Work request –
Filter these entries, keeping only lines that hold the word "herein".

* * *

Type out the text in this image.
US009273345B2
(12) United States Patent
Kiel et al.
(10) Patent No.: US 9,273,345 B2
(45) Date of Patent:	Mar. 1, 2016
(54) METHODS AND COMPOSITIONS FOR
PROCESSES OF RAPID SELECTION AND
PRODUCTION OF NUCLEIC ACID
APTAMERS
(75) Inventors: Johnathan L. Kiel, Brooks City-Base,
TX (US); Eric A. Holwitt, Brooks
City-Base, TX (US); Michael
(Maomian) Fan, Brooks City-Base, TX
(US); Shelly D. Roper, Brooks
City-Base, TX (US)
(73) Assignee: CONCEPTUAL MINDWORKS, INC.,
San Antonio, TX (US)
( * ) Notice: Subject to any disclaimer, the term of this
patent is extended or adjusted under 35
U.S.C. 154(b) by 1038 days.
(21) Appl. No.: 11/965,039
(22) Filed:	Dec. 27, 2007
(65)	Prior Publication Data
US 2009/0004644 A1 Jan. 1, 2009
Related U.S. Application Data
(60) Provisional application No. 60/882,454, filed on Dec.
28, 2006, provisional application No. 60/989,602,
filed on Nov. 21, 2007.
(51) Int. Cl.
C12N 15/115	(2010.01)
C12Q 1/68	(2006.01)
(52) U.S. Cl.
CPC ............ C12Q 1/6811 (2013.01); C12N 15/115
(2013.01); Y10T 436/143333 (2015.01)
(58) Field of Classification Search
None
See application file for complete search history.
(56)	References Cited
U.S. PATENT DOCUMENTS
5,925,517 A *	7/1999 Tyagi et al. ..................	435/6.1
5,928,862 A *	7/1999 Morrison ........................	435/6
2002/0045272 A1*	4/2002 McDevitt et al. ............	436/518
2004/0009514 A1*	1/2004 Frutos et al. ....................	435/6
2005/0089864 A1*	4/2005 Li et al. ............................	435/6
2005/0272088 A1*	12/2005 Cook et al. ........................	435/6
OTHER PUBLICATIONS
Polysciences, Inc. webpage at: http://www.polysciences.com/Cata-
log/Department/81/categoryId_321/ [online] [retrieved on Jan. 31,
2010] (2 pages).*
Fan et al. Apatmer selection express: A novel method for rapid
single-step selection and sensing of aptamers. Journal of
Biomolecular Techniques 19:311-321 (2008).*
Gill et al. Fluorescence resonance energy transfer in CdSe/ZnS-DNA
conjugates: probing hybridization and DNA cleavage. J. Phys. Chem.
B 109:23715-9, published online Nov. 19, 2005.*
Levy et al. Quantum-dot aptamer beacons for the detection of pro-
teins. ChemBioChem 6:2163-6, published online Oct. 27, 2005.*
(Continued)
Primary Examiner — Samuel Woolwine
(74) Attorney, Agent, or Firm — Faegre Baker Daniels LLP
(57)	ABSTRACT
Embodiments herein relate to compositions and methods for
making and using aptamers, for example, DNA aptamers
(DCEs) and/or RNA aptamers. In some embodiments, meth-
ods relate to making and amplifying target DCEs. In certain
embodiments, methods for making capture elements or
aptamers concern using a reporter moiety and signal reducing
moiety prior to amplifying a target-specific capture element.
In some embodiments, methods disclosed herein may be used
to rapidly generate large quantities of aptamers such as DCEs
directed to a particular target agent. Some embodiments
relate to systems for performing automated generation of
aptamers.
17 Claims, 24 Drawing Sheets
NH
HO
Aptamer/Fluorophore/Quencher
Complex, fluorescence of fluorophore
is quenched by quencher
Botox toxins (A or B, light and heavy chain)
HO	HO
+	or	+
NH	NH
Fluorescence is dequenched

* * *

Written response –
Embodiments herein relate to compositions and methods for
In some embodiments, methods disclosed herein may be used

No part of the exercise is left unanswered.